# WHAT TO PRODUCE
Output the data exactly, with every line intact.

:: DATASET EXCERPTS

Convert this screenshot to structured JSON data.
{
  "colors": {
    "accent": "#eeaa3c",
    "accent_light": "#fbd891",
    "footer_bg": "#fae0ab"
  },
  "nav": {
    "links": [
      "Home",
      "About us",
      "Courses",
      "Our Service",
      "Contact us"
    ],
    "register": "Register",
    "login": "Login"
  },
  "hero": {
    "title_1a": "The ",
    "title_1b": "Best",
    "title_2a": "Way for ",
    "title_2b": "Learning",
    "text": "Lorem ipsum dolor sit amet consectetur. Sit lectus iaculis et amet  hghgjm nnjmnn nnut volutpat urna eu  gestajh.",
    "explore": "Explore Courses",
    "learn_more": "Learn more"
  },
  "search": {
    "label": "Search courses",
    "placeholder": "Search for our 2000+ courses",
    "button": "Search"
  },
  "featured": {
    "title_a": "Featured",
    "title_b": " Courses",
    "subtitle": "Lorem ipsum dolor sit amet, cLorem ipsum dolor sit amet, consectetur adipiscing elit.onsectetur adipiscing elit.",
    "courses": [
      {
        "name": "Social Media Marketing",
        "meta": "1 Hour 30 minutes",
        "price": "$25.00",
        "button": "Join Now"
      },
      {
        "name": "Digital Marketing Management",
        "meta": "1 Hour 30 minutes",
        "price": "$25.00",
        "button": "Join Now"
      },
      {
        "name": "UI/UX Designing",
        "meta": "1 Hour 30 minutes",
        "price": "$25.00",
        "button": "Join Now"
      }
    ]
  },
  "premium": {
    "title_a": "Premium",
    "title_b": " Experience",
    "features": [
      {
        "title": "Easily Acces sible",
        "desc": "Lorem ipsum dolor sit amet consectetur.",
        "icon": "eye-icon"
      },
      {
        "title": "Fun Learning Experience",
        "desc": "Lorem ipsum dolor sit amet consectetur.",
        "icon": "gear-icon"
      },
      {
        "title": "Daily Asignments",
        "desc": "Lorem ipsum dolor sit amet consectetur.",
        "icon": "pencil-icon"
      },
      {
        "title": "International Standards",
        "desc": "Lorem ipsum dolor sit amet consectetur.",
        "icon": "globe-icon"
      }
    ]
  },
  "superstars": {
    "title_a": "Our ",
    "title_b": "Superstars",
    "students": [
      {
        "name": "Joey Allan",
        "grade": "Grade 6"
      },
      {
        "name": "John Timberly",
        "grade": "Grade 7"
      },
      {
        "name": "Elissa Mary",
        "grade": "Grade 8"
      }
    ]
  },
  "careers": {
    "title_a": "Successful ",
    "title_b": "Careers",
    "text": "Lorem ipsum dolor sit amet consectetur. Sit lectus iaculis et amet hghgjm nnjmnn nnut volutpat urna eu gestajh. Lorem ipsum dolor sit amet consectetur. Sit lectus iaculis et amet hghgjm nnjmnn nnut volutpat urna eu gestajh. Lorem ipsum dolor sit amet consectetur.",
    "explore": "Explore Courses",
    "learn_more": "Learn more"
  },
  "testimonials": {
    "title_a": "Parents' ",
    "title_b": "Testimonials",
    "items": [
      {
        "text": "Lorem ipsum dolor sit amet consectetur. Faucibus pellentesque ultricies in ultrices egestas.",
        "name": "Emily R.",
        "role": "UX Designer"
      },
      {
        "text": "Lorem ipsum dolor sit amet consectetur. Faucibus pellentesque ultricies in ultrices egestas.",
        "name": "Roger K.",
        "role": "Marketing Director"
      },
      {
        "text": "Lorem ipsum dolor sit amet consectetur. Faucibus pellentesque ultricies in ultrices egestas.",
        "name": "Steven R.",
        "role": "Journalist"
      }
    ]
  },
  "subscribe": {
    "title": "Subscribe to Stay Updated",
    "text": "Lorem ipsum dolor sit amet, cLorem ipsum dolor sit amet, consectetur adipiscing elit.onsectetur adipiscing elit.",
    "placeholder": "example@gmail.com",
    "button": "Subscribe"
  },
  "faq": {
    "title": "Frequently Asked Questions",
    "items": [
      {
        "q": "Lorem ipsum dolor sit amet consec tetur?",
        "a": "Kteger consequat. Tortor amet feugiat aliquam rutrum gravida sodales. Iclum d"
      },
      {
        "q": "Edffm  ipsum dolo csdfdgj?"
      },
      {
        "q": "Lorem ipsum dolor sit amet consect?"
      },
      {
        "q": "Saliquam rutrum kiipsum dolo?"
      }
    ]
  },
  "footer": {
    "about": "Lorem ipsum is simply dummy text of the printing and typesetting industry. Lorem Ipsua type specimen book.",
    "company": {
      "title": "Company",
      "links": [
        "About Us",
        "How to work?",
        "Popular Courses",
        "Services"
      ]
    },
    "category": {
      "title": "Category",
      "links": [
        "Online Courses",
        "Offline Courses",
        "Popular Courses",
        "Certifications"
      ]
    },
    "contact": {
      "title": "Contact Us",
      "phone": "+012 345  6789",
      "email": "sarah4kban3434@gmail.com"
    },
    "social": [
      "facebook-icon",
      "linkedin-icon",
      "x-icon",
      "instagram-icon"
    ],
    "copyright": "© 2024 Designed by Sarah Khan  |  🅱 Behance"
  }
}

::::

# CORRECT ANSWER
Convert this screenshot to structured JSON data.
{
  "colors": {
    "accent": "#eeaa3c",
    "accent_light": "#fbd891",
    "footer_bg": "#fae0ab"
  },
  "nav": {
    "links": [
      "Home",
      "About us",
      "Courses",
      "Our Service",
      "Contact us"
    ],
    "register": "Register",
    "login": "Login"
  },
  "hero": {
    "title_1a": "The ",
    "title_1b": "Best",
    "title_2a": "Way for ",
    "title_2b": "Learning",
    "text": "Lorem ipsum dolor sit amet consectetur. Sit lectus iaculis et amet  hghgjm nnjmnn nnut volutpat urna eu  gestajh.",
    "explore": "Explore Courses",
    "learn_more": "Learn more"
  },
  "search": {
    "label": "Search courses",
    "placeholder": "Search for our 2000+ courses",
    "button": "Search"
  },
  "featured": {
    "title_a": "Featured",
    "title_b": " Courses",
    "subtitle": "Lorem ipsum dolor sit amet, cLorem ipsum dolor sit amet, consectetur adipiscing elit.onsectetur adipiscing elit.",
    "courses": [
      {
        "name": "Social Media Marketing",
        "meta": "1 Hour 30 minutes",
        "price": "$25.00",
        "button": "Join Now"
      },
      {
        "name": "Digital Marketing Management",
        "meta": "1 Hour 30 minutes",
        "price": "$25.00",
        "button": "Join Now"
      },
      {
        "name": "UI/UX Designing",
        "meta": "1 Hour 30 minutes",
        "price": "$25.00",
        "button": "Join Now"
      }
    ]
  },
  "premium": {
    "title_a": "Premium",
    "title_b": " Experience",
    "features": [
      {
        "title": "Easily Acces sible",
        "desc": "Lorem ipsum dolor sit amet consectetur.",
        "icon": "eye-icon"
      },
      {
        "title": "Fun Learning Experience",
        "desc": "Lorem ipsum dolor sit amet consectetur.",
        "icon": "gear-icon"
      },
      {
        "title": "Daily Asignments",
        "desc": "Lorem ipsum dolor sit amet consectetur.",
        "icon": "pencil-icon"
      },
      {
        "title": "International Standards",
        "desc": "Lorem ipsum dolor sit amet consectetur.",
        "icon": "globe-icon"
      }
    ]
  },
  "superstars": {
    "title_a": "Our ",
    "title_b": "Superstars",
    "students": [
      {
        "name": "Joey Allan",
        "grade": "Grade 6"
      },
      {
        "name": "John Timberly",
        "grade": "Grade 7"
      },
      {
        "name": "Elissa Mary",
        "grade": "Grade 8"
      }
    ]
  },
  "careers": {
    "title_a": "Successful ",
    "title_b": "Careers",
    "text": "Lorem ipsum dolor sit amet consectetur. Sit lectus iaculis et amet hghgjm nnjmnn nnut volutpat urna eu gestajh. Lorem ipsum dolor sit amet consectetur. Sit lectus iaculis et amet hghgjm nnjmnn nnut volutpat urna eu gestajh. Lorem ipsum dolor sit amet consectetur.",
    "explore": "Explore Courses",
    "learn_more": "Learn more"
  },
  "testimonials": {
    "title_a": "Parents' ",
    "title_b": "Testimonials",
    "items": [
      {
        "text": "Lorem ipsum dolor sit amet consectetur. Faucibus pellentesque ultricies in ultrices egestas.",
        "name": "Emily R.",
        "role": "UX Designer"
      },
      {
        "text": "Lorem ipsum dolor sit amet consectetur. Faucibus pellentesque ultricies in ultrices egestas.",
        "name": "Roger K.",
        "role": "Marketing Director"
      },
      {
        "text": "Lorem ipsum dolor sit amet consectetur. Faucibus pellentesque ultricies in ultrices egestas.",
        "name": "Steven R.",
        "role": "Journalist"
      }
    ]
  },
  "subscribe": {
    "title": "Subscribe to Stay Updated",
    "text": "Lorem ipsum dolor sit amet, cLorem ipsum dolor sit amet, consectetur adipiscing elit.onsectetur adipiscing elit.",
    "placeholder": "example@gmail.com",
    "button": "Subscribe"
  },
  "faq": {
    "title": "Frequently Asked Questions",
    "items": [
      {
        "q": "Lorem ipsum dolor sit amet consec tetur?",
        "a": "Kteger consequat. Tortor amet feugiat aliquam rutrum gravida sodales. Iclum d"
      },
      {
        "q": "Edffm  ipsum dolo csdfdgj?"
      },
      {
        "q": "Lorem ipsum dolor sit amet consect?"
      },
      {
        "q": "Saliquam rutrum kiipsum dolo?"
      }
    ]
  },
  "footer": {
    "about": "Lorem ipsum is simply dummy text of the printing and typesetting industry. Lorem Ipsua type specimen book.",
    "company": {
      "title": "Company",
      "links": [
        "About Us",
        "How to work?",
        "Popular Courses",
        "Services"
      ]
    },
    "category": {
      "title": "Category",
      "links": [
        "Online Courses",
        "Offline Courses",
        "Popular Courses",
        "Certifications"
      ]
    },
    "contact": {
      "title": "Contact Us",
      "phone": "+012 345  6789",
      "email": "sarah4kban3434@gmail.com"
    },
    "social": [
      "facebook-icon",
      "linkedin-icon",
      "x-icon",
      "instagram-icon"
    ],
    "copyright": "© 2024 Designed by Sarah Khan  |  🅱 Behance"
  }
}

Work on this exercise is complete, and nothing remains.